-- START OF EXTRACTED RECORDS --

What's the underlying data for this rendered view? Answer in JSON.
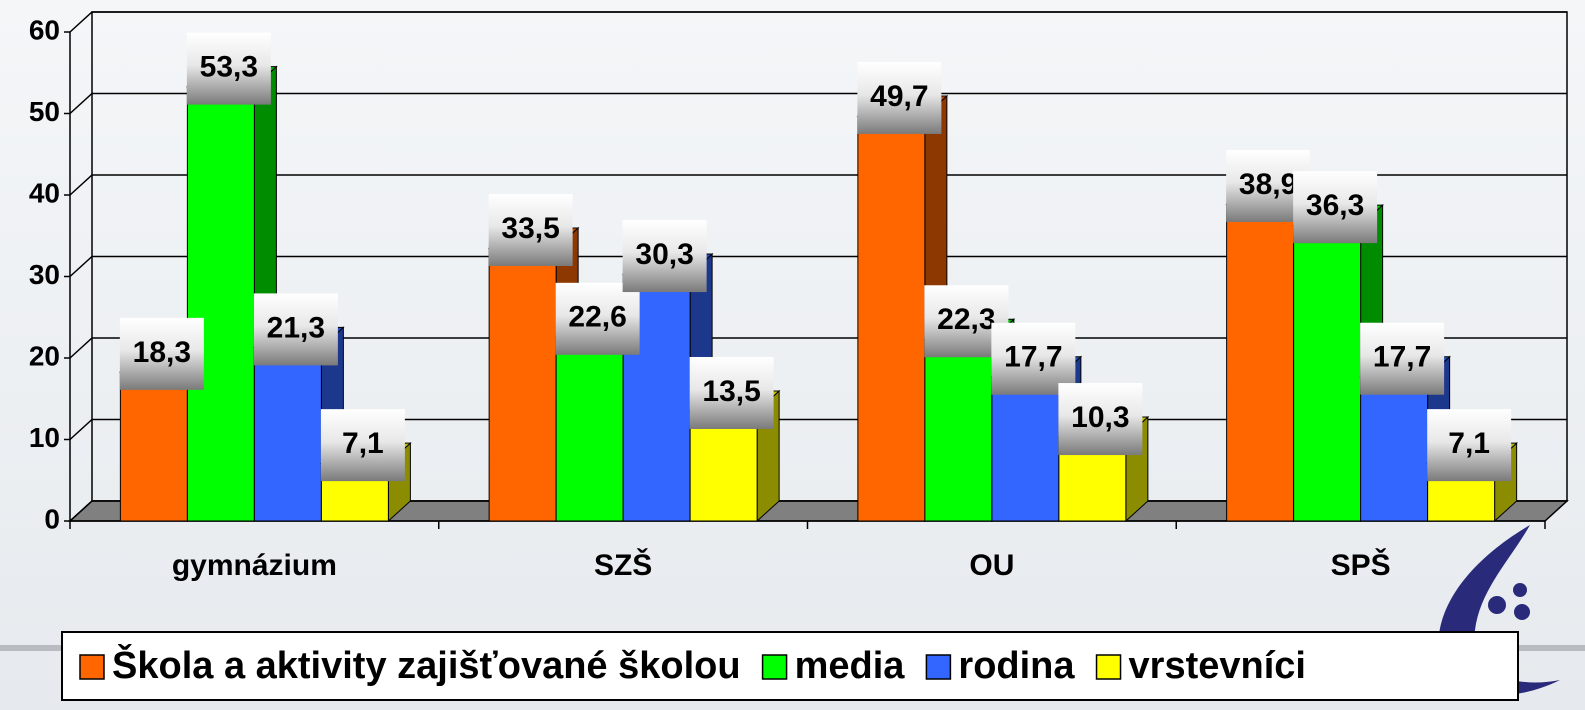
{
  "chart_data": {
    "type": "bar3d",
    "categories": [
      "gymnázium",
      "SZŠ",
      "OU",
      "SPŠ"
    ],
    "series": [
      {
        "name": "Škola a aktivity zajišťované školou",
        "color": "#ff6600",
        "values": [
          18.3,
          33.5,
          49.7,
          38.9
        ],
        "value_labels": [
          "18,3",
          "33,5",
          "49,7",
          "38,9"
        ]
      },
      {
        "name": "media",
        "color": "#00ff00",
        "values": [
          53.3,
          22.6,
          22.3,
          36.3
        ],
        "value_labels": [
          "53,3",
          "22,6",
          "22,3",
          "36,3"
        ]
      },
      {
        "name": "rodina",
        "color": "#3366ff",
        "values": [
          21.3,
          30.3,
          17.7,
          17.7
        ],
        "value_labels": [
          "21,3",
          "30,3",
          "17,7",
          "17,7"
        ]
      },
      {
        "name": "vrstevníci",
        "color": "#ffff00",
        "values": [
          7.1,
          13.5,
          10.3,
          7.1
        ],
        "value_labels": [
          "7,1",
          "13,5",
          "10,3",
          "7,1"
        ]
      }
    ],
    "ylim": [
      0,
      60
    ],
    "yticks": [
      0,
      10,
      20,
      30,
      40,
      50,
      60
    ],
    "grid": true,
    "legend": "bottom"
  }
}
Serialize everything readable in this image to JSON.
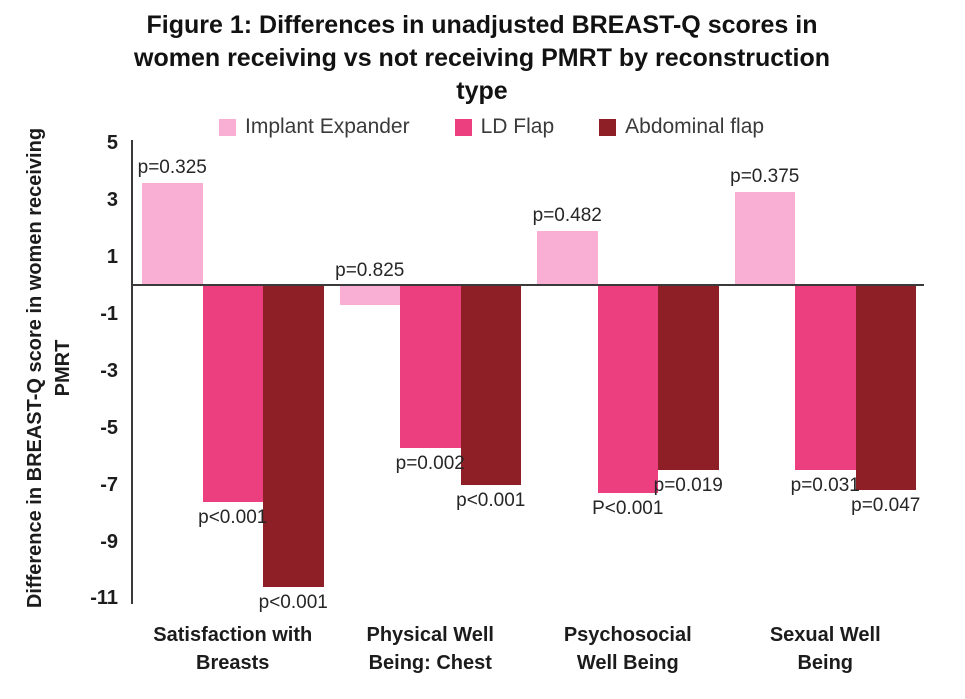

-- END OF EXTRACTED RECORDS --

Tell how many lines contain the word "color", using only the number.

4